- 読む抜粋:
============================================================

試乗車の置かれていた場所と位置が展示を意識した事もあって車を出すには少し面倒がありましたが、今回から採用された助手席側ドアミラーのプリズムアンダーミラーのお陰で、他の展示車に突撃する事もなく車を出す事が出来ました。便利ですねコレ・・・私のストにも欲しいくらいです。この時に丁度私のストリームと新型CR-Vが並んだようで、乗り込む前の担当営業氏が両車を見比べて笑顔で一言「似てますね」・・・やっぱり?(苦笑)
いつものように片側二車線の環状線へ乗り出すと、足腰の良さを実感します。サスの味付けはやや硬めですがボディの剛性感が良く不快な感覚は受けません。静かにアクセルを踏み込むと、出足そのものはそれ程俊敏と言えません。車重の関係か駆動系が4WDのせいなのか、ミッションの5ATに組み込まれるトルコンの食い付きから感じるには、もう少し余計なアクセル開度を要求します。僅かに右足へ力を入れると大柄なボディがリニアに速度を上げ、それからは自然な加速感を得る事が出来ます。

============================================================

(データセットの各行)
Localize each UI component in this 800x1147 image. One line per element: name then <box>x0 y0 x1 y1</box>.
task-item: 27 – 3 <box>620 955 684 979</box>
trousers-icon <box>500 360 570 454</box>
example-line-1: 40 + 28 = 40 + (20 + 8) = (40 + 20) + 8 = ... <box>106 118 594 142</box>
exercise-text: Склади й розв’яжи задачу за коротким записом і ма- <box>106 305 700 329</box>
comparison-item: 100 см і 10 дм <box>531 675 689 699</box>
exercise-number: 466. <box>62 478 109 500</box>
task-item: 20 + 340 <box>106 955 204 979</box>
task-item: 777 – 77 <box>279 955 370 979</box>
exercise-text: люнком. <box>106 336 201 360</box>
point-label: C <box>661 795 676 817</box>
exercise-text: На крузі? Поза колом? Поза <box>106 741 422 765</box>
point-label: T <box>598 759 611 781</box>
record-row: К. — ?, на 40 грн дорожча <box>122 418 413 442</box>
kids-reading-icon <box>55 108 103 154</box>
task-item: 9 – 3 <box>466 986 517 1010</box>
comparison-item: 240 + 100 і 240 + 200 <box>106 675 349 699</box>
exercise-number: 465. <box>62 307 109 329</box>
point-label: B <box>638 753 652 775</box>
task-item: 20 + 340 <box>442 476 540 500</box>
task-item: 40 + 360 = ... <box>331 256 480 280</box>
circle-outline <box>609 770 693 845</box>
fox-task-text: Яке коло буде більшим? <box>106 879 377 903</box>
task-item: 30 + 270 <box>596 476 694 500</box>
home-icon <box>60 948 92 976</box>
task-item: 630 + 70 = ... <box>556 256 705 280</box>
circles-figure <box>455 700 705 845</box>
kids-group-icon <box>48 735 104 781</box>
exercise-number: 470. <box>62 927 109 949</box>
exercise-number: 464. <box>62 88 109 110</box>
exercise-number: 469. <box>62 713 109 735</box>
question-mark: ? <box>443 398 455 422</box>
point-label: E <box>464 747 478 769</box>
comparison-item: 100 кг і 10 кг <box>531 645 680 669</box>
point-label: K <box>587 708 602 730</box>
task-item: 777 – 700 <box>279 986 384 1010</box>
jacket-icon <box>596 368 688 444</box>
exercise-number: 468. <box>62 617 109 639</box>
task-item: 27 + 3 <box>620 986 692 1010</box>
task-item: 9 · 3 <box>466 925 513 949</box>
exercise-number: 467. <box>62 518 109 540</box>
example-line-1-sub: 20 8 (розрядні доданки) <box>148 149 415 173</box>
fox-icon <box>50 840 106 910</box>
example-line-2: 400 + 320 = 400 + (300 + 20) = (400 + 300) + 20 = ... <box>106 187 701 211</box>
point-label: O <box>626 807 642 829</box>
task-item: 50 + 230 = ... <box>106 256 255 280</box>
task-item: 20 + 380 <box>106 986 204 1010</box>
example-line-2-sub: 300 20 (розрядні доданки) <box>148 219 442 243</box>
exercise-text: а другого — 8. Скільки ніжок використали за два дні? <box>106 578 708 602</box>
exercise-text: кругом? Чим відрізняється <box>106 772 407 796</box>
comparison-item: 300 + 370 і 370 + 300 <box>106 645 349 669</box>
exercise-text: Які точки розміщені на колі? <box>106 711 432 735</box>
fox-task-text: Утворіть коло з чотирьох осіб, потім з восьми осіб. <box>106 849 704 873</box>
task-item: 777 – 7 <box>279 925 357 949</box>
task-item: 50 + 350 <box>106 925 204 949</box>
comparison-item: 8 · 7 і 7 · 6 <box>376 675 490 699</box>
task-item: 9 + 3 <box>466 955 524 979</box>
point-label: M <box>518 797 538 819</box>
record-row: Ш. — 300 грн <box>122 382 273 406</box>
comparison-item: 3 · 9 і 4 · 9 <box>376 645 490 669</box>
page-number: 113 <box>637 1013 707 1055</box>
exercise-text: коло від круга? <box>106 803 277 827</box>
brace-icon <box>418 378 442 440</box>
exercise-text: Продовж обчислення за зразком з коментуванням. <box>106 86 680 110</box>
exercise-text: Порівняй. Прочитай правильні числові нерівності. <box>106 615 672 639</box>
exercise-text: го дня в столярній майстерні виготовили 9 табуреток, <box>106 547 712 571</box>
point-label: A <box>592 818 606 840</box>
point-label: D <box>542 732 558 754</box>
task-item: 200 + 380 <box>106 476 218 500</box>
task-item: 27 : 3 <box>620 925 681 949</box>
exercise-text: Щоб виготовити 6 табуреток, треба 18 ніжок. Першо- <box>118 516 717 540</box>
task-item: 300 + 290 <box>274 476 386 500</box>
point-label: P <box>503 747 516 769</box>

============================================================

- 目標:
新型CR-Vの試乗記を、最後の文のあとから書き続ける。 記録は別の出典から取ったものである。

- 演習の結果:
乗り心地はとてもフラットで、街乗りSUVとしては良いと思います。サスの硬さも乗り出してしまえばあまり感じませんし、路面のつなぎ目で硬いサスにありがちな突き上げもありませんし、変なコモリ音のような残響もありません。ハンドルの重さは適度で細かくは調べていませんが油圧パワステで間違いはないでしょう(ポンプもあったし)。ハンドルを切り返した時のリアの追従性は悪くありませんが、4WDという事もあるのでしょうが、やや重たい感じがします。試乗ではいつも陸橋下の交差点でUターンするのですが、その時のロールはSUVとして良く押さえられており乗り心地を考えると、ダンパーとスタビライザーの設定は悪くないと感じます。
そのUターンから再び加速して環状線に合流するのですが、多目に踏み込んだアクセルに反応するようにK24Aが唸りスピードが上がります、今回のCR-Vでチューニングが行われパワーが上がりましたが、やはり上まで引っ張るとそのパワーと音質はR型の比ではありません。やはりK型は名機と思う一瞬です。
この夏にモデルチェンジを受けたストリームではブレーキがお世辞にも良いとは言えませんでしたが、今回のCR-Vは流石にブレーキのタッチは良好で良く効きます。フロントはベンチレーテッド2ポッドの16インチ、リアはソリッドの16インチで、ボンネットを開けて見たマスターバックも大型を採用し手抜きはありません。どうもホンダはブレーキの効きが危機的な車がある事もあり、CR-Vはともかく他車での改良を強く望みたいところです。
走行時の静粛性は路面状態とタイヤを考えれば、もう少し静かでも良いかなという感じでしょうか? 確かに静粛性が悪いとは感じませんでしたけれど、ホンダ曰く『ベンチマークはアコード』と言われると、逆にもう少し静粛性を上げてもバチは当たらないんじゃないかと思いますが、如何なものでしょう?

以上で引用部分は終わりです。